DO THIS >> Verbatim output of all the material below is required.

## BEGIN

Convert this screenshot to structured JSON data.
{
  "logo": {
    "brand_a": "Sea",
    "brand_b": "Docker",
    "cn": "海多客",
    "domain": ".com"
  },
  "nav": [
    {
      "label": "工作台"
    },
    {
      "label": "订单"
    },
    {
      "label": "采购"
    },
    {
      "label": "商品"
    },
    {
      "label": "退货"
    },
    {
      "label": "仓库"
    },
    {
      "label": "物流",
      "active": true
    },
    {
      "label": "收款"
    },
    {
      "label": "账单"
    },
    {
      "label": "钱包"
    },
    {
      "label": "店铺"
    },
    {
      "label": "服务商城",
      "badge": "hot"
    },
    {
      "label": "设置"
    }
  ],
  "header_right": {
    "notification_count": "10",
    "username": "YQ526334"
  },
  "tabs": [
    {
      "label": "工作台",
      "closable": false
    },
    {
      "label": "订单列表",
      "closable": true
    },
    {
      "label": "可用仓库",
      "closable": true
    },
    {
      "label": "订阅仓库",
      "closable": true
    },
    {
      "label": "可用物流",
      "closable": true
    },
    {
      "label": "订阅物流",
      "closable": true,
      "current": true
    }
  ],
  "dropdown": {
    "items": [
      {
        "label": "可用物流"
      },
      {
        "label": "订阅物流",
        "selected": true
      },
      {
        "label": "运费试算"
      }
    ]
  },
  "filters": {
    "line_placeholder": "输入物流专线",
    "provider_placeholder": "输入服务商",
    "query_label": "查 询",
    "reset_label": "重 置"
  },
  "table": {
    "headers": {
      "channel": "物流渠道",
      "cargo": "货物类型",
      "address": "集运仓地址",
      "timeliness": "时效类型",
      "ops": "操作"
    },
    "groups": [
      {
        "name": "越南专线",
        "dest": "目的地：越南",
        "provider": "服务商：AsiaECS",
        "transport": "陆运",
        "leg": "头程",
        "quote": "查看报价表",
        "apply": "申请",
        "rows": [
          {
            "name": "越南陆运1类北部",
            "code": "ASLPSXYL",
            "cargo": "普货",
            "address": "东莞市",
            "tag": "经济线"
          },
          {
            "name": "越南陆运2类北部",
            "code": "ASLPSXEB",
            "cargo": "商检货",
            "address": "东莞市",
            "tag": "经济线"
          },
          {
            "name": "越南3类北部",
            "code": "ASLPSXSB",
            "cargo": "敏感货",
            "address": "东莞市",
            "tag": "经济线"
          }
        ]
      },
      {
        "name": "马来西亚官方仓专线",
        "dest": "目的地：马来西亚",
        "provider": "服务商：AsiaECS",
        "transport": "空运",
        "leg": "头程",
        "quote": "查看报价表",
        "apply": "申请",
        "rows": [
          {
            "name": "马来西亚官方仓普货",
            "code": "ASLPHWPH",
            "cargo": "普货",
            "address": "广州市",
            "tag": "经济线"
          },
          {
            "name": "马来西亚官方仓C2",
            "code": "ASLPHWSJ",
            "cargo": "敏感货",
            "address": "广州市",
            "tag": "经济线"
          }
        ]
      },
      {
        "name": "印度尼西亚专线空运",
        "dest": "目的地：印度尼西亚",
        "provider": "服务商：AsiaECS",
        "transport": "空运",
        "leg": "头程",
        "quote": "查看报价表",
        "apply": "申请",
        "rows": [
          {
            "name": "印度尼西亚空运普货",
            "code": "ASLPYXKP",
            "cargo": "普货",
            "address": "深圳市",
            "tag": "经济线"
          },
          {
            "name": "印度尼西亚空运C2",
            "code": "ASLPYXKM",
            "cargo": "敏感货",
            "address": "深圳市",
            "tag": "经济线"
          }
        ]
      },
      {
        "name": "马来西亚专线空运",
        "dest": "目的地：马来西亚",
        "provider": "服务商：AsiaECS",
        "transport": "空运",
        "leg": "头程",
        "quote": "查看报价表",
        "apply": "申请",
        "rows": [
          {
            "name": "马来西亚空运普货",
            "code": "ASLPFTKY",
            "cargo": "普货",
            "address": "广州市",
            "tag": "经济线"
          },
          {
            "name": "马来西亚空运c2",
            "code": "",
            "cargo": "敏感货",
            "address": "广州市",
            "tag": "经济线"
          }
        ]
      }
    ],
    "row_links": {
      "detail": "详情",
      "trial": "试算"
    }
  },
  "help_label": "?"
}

## END

TASK RESPONSE >>
Convert this screenshot to structured JSON data.
{
  "logo": {
    "brand_a": "Sea",
    "brand_b": "Docker",
    "cn": "海多客",
    "domain": ".com"
  },
  "nav": [
    {
      "label": "工作台"
    },
    {
      "label": "订单"
    },
    {
      "label": "采购"
    },
    {
      "label": "商品"
    },
    {
      "label": "退货"
    },
    {
      "label": "仓库"
    },
    {
      "label": "物流",
      "active": true
    },
    {
      "label": "收款"
    },
    {
      "label": "账单"
    },
    {
      "label": "钱包"
    },
    {
      "label": "店铺"
    },
    {
      "label": "服务商城",
      "badge": "hot"
    },
    {
      "label": "设置"
    }
  ],
  "header_right": {
    "notification_count": "10",
    "username": "YQ526334"
  },
  "tabs": [
    {
      "label": "工作台",
      "closable": false
    },
    {
      "label": "订单列表",
      "closable": true
    },
    {
      "label": "可用仓库",
      "closable": true
    },
    {
      "label": "订阅仓库",
      "closable": true
    },
    {
      "label": "可用物流",
      "closable": true
    },
    {
      "label": "订阅物流",
      "closable": true,
      "current": true
    }
  ],
  "dropdown": {
    "items": [
      {
        "label": "可用物流"
      },
      {
        "label": "订阅物流",
        "selected": true
      },
      {
        "label": "运费试算"
      }
    ]
  },
  "filters": {
    "line_placeholder": "输入物流专线",
    "provider_placeholder": "输入服务商",
    "query_label": "查 询",
    "reset_label": "重 置"
  },
  "table": {
    "headers": {
      "channel": "物流渠道",
      "cargo": "货物类型",
      "address": "集运仓地址",
      "timeliness": "时效类型",
      "ops": "操作"
    },
    "groups": [
      {
        "name": "越南专线",
        "dest": "目的地：越南",
        "provider": "服务商：AsiaECS",
        "transport": "陆运",
        "leg": "头程",
        "quote": "查看报价表",
        "apply": "申请",
        "rows": [
          {
            "name": "越南陆运1类北部",
            "code": "ASLPSXYL",
            "cargo": "普货",
            "address": "东莞市",
            "tag": "经济线"
          },
          {
            "name": "越南陆运2类北部",
            "code": "ASLPSXEB",
            "cargo": "商检货",
            "address": "东莞市",
            "tag": "经济线"
          },
          {
            "name": "越南3类北部",
            "code": "ASLPSXSB",
            "cargo": "敏感货",
            "address": "东莞市",
            "tag": "经济线"
          }
        ]
      },
      {
        "name": "马来西亚官方仓专线",
        "dest": "目的地：马来西亚",
        "provider": "服务商：AsiaECS",
        "transport": "空运",
        "leg": "头程",
        "quote": "查看报价表",
        "apply": "申请",
        "rows": [
          {
            "name": "马来西亚官方仓普货",
            "code": "ASLPHWPH",
            "cargo": "普货",
            "address": "广州市",
            "tag": "经济线"
          },
          {
            "name": "马来西亚官方仓C2",
            "code": "ASLPHWSJ",
            "cargo": "敏感货",
            "address": "广州市",
            "tag": "经济线"
          }
        ]
      },
      {
        "name": "印度尼西亚专线空运",
        "dest": "目的地：印度尼西亚",
        "provider": "服务商：AsiaECS",
        "transport": "空运",
        "leg": "头程",
        "quote": "查看报价表",
        "apply": "申请",
        "rows": [
          {
            "name": "印度尼西亚空运普货",
            "code": "ASLPYXKP",
            "cargo": "普货",
            "address": "深圳市",
            "tag": "经济线"
          },
          {
            "name": "印度尼西亚空运C2",
            "code": "ASLPYXKM",
            "cargo": "敏感货",
            "address": "深圳市",
            "tag": "经济线"
          }
        ]
      },
      {
        "name": "马来西亚专线空运",
        "dest": "目的地：马来西亚",
        "provider": "服务商：AsiaECS",
        "transport": "空运",
        "leg": "头程",
        "quote": "查看报价表",
        "apply": "申请",
        "rows": [
          {
            "name": "马来西亚空运普货",
            "code": "ASLPFTKY",
            "cargo": "普货",
            "address": "广州市",
            "tag": "经济线"
          },
          {
            "name": "马来西亚空运c2",
            "code": "",
            "cargo": "敏感货",
            "address": "广州市",
            "tag": "经济线"
          }
        ]
      }
    ],
    "row_links": {
      "detail": "详情",
      "trial": "试算"
    }
  },
  "help_label": "?"
}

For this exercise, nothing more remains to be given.